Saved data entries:
# # # #

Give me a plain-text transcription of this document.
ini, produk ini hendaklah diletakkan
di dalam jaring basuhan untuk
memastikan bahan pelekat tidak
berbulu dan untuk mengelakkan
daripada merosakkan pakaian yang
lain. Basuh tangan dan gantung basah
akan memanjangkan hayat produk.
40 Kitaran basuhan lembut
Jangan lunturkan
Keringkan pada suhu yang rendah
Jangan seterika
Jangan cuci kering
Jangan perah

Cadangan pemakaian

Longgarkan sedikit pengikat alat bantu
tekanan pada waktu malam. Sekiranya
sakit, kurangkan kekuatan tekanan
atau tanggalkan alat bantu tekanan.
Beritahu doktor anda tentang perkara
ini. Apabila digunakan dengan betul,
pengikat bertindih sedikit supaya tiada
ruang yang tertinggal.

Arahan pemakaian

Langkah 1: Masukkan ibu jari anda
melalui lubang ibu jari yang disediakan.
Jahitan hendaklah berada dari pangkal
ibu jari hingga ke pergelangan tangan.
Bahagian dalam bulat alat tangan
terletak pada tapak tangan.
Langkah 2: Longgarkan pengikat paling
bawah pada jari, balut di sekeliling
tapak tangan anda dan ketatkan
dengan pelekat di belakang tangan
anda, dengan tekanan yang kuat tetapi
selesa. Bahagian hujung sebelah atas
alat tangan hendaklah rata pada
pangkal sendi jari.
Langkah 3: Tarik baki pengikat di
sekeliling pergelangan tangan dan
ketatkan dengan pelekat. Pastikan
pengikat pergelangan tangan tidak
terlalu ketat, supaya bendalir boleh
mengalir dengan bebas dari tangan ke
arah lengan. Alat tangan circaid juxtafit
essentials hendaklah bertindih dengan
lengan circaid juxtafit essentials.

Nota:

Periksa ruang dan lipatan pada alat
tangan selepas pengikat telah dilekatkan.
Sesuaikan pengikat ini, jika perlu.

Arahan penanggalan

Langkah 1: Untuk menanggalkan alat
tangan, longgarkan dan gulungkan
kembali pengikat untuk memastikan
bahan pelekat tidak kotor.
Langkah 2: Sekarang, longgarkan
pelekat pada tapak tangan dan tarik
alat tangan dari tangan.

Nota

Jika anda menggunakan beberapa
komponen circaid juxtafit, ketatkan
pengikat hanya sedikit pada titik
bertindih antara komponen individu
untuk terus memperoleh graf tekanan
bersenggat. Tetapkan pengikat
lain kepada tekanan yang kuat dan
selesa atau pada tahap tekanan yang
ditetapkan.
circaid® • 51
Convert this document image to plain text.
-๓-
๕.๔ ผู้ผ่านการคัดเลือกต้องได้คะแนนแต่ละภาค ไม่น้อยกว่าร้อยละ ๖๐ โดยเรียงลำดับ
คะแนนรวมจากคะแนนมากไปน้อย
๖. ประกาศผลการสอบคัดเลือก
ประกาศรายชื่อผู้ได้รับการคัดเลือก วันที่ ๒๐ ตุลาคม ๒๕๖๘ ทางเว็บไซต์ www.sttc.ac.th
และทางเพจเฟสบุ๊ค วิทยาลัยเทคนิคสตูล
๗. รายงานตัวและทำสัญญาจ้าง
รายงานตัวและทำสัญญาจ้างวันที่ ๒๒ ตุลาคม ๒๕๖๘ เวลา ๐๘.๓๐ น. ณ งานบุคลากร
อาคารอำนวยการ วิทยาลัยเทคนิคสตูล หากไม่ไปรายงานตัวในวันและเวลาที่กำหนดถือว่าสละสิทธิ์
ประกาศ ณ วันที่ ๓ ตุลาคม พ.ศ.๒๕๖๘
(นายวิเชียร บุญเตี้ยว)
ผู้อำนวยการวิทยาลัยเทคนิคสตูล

# # # #

#### [Stated problem]
Search the listing above for the string "dalam". Copy every line that contains it.

#### [Completed exercise]
di dalam jaring basuhan untuk
Bahagian dalam bulat alat tangan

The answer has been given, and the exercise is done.